◆ DOCUMENT SEGMENT:

Why Accuracy increase only 1% after data augmentation NLP?

Question

i have small dataset 4840 samples (60% negative ,28% positive,12% negative) i use data augmentation on training set (70%train 30% test) and i have about 2000 samples for each class while test is unbalanced (800 neutral ,400 positive ,200 negative). I use synonym replace from wordnet and insert words with contextual embedding takeed from nlpaug library. i use 10-folds cross validation the permonace doesn't increase very much . without data aug i have 86% accuracy 84 f1 score , with data aug 87% accuracy 85 f1 .

p.s. I try different data augmentation the result are quite similar i have this value of train and val loss , I was expecting overfitting.

The train and val loss value after 10 epochs val_loss = 0.22798433965072035 train_loss = 1.6610426288098097

what is the problem ?

◆ ENTRIES:

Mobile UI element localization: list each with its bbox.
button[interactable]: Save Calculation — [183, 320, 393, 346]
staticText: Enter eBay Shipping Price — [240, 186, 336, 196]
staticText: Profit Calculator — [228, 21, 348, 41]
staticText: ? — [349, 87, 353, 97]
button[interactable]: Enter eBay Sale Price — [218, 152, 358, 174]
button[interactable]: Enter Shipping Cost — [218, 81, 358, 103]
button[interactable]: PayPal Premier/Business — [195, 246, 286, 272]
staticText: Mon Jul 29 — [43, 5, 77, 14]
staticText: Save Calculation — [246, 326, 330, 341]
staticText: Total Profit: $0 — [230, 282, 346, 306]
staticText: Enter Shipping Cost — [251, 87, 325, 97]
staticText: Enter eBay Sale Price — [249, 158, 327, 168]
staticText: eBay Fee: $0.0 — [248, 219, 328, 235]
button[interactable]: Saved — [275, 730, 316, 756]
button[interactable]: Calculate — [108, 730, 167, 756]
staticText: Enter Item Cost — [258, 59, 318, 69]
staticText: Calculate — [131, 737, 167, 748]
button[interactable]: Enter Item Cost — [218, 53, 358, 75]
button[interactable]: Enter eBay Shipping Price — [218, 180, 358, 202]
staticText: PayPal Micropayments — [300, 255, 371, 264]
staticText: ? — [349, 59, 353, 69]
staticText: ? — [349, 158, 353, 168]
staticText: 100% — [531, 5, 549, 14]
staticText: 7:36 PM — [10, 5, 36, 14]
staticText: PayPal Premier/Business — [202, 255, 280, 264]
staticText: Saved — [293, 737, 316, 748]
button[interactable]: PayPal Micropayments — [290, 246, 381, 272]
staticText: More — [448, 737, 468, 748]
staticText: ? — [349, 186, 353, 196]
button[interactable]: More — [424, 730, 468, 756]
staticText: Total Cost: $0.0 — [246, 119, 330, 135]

◆ DIRECTION 1:
In the data augmentation post, what accuracy was reported without data augmentation?
◆ DIRECTION 2:
Extract the passage of the data augmentation post from "Why Accuracy increase" up to and including "was expecting overfitting.".

◆ CORRECT RESPONSE 1:
86%

◆ CORRECT RESPONSE 2:
Why Accuracy increase only 1% after data augmentation NLP?

Question

i have small dataset 4840 samples (60% negative ,28% positive,12% negative) i use data augmentation on training set (70%train 30% test) and i have about 2000 samples for each class while test is unbalanced (800 neutral ,400 positive ,200 negative). I use synonym replace from wordnet and insert words with contextual embedding takeed from nlpaug library. i use 10-folds cross validation the permonace doesn't increase very much . without data aug i have 86% accuracy 84 f1 score , with data aug 87% accuracy 85 f1 .

p.s. I try different data augmentation the result are quite similar i have this value of train and val loss , I was expecting overfitting.